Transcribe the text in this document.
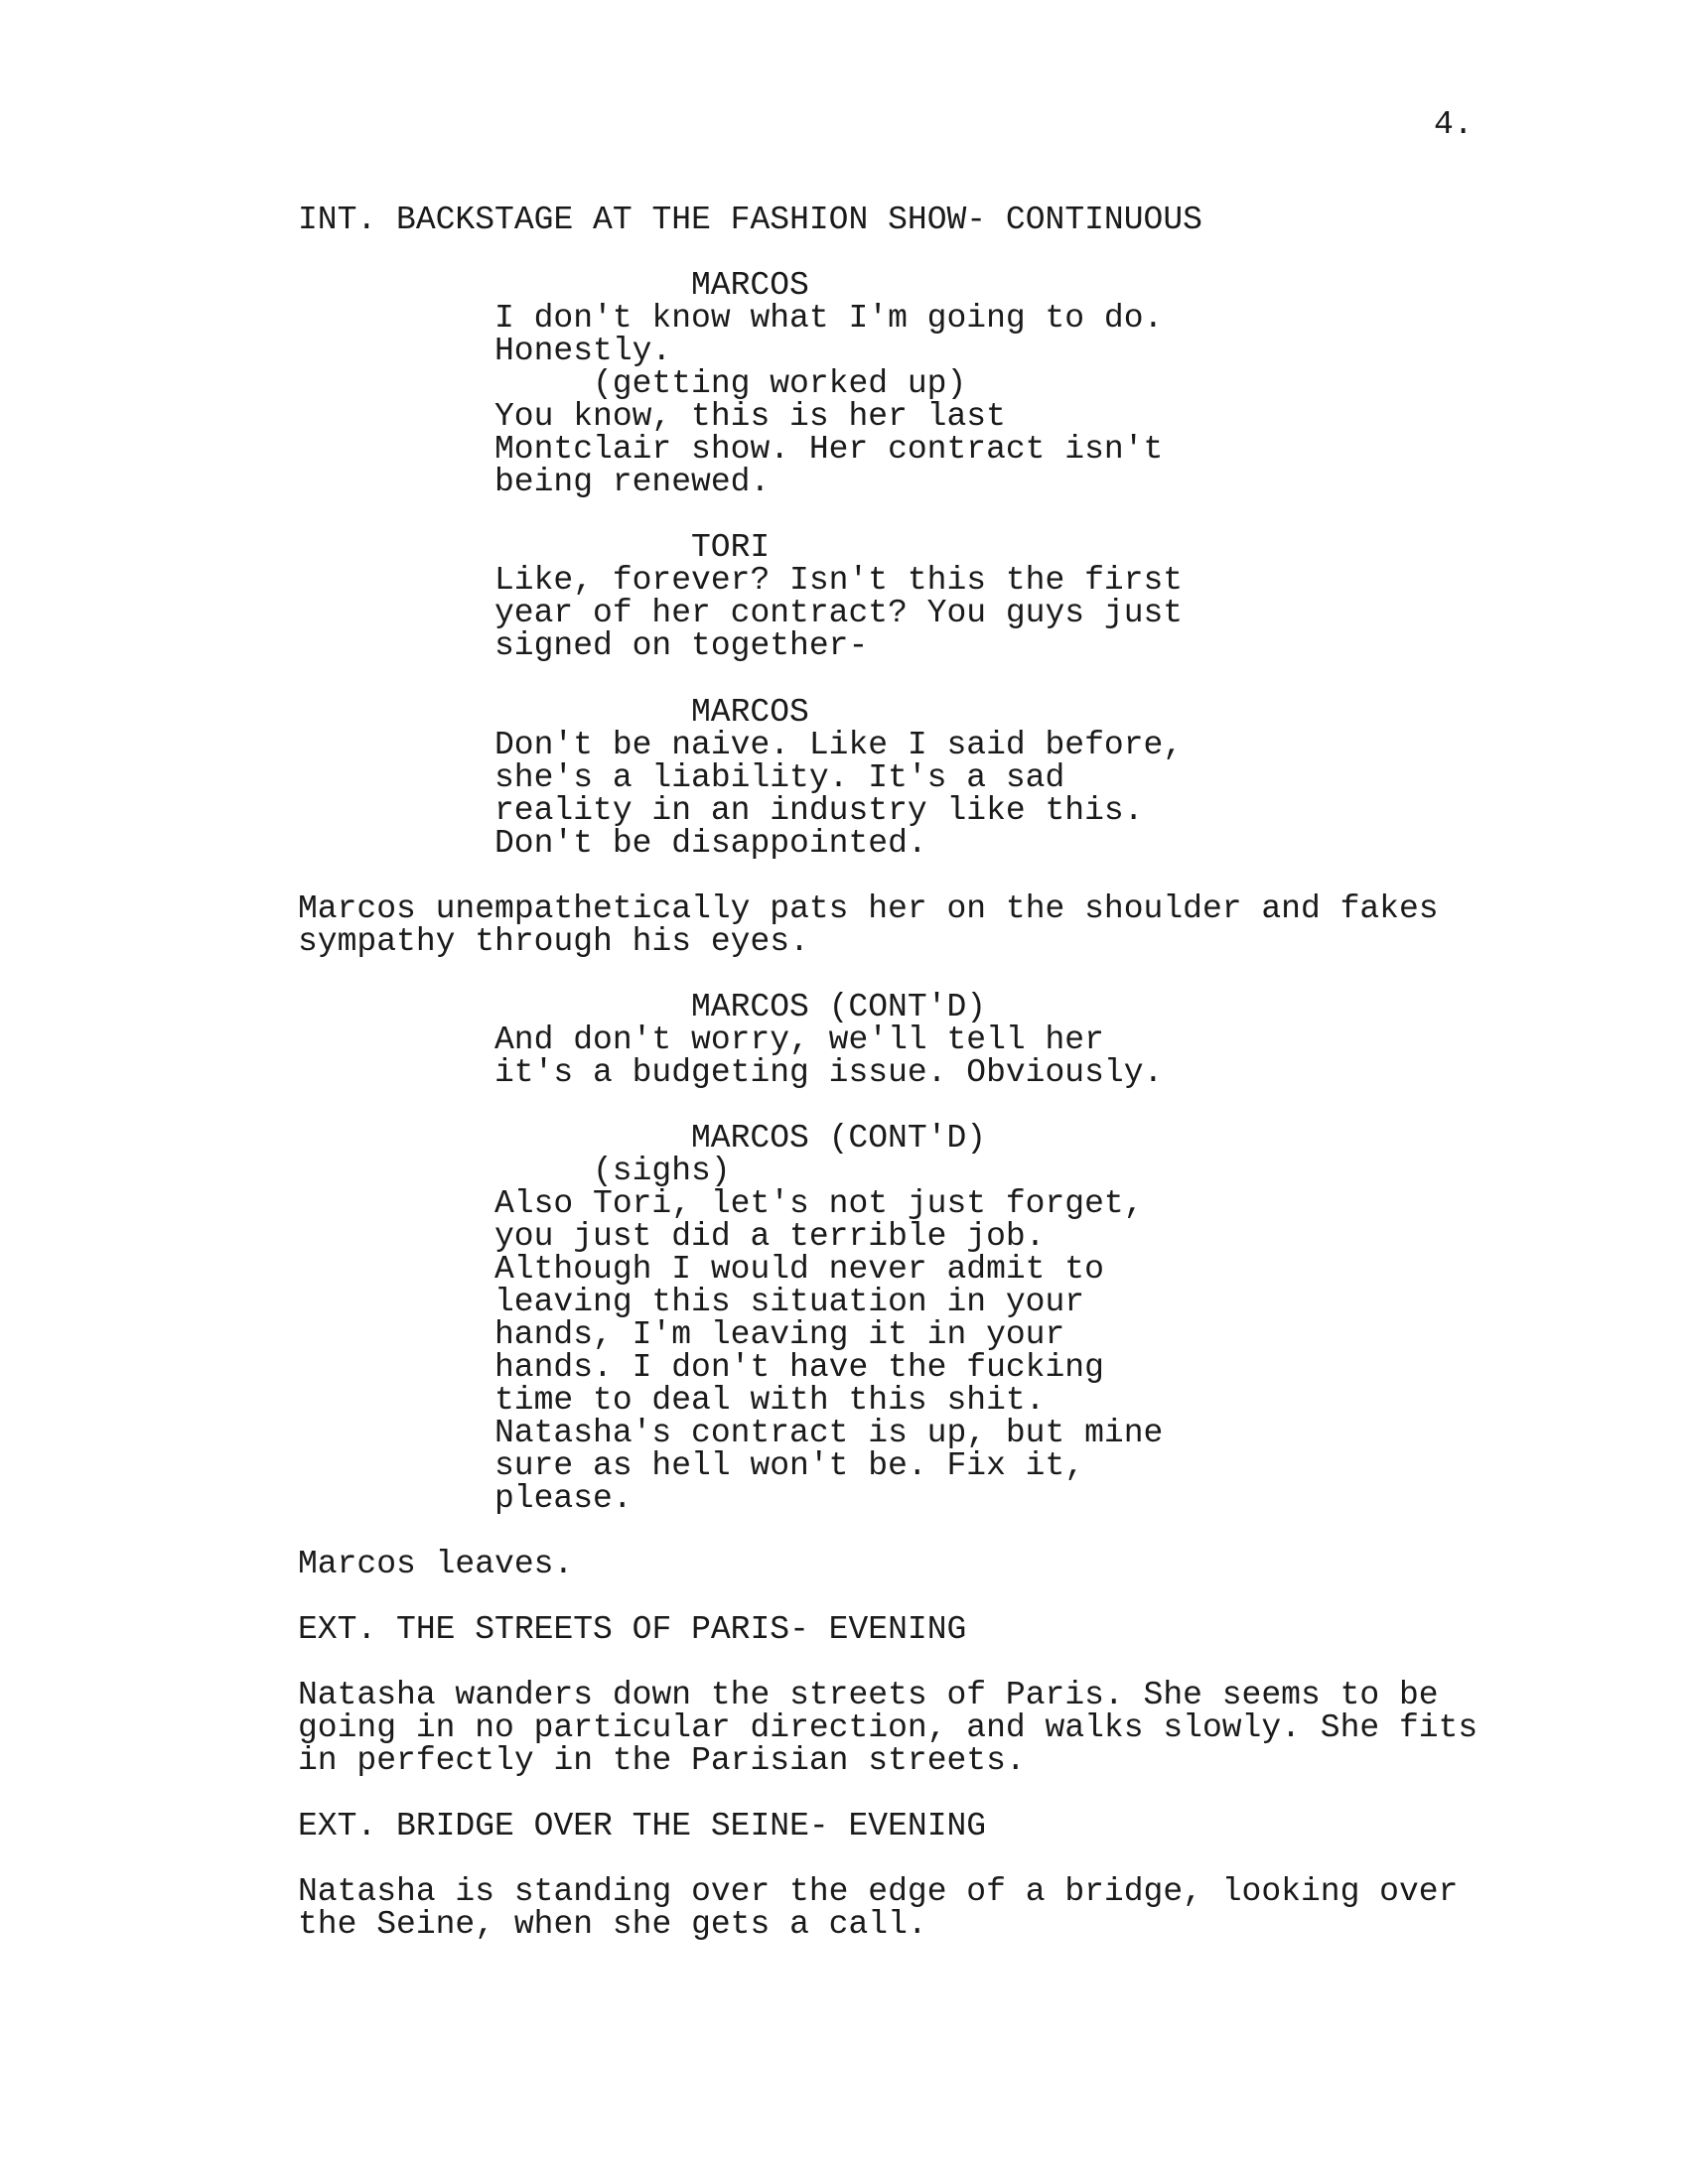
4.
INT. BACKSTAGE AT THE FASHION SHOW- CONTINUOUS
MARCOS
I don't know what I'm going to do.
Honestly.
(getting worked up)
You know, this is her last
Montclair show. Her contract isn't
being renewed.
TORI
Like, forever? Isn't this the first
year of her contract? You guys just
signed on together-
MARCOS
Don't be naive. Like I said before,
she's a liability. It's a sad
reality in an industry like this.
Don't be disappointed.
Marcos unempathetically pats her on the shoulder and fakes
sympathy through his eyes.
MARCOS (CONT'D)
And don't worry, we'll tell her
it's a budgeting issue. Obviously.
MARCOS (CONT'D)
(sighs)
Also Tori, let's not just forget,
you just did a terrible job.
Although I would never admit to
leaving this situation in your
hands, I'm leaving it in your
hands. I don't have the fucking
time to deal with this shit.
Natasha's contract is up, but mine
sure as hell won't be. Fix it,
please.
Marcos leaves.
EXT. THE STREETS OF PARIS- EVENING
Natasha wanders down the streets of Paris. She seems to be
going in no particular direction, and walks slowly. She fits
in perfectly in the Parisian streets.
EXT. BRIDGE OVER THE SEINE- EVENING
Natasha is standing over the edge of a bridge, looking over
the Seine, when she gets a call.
┄┄┄┄┄┄┄┄┄┄┄┄┄┄┄┄┄┄┄┄
* [What you will do]:
Look through the lines above and collect those with the word "leaving".

* [Result of this exercise]:
leaving this situation in your
hands, I'm leaving it in your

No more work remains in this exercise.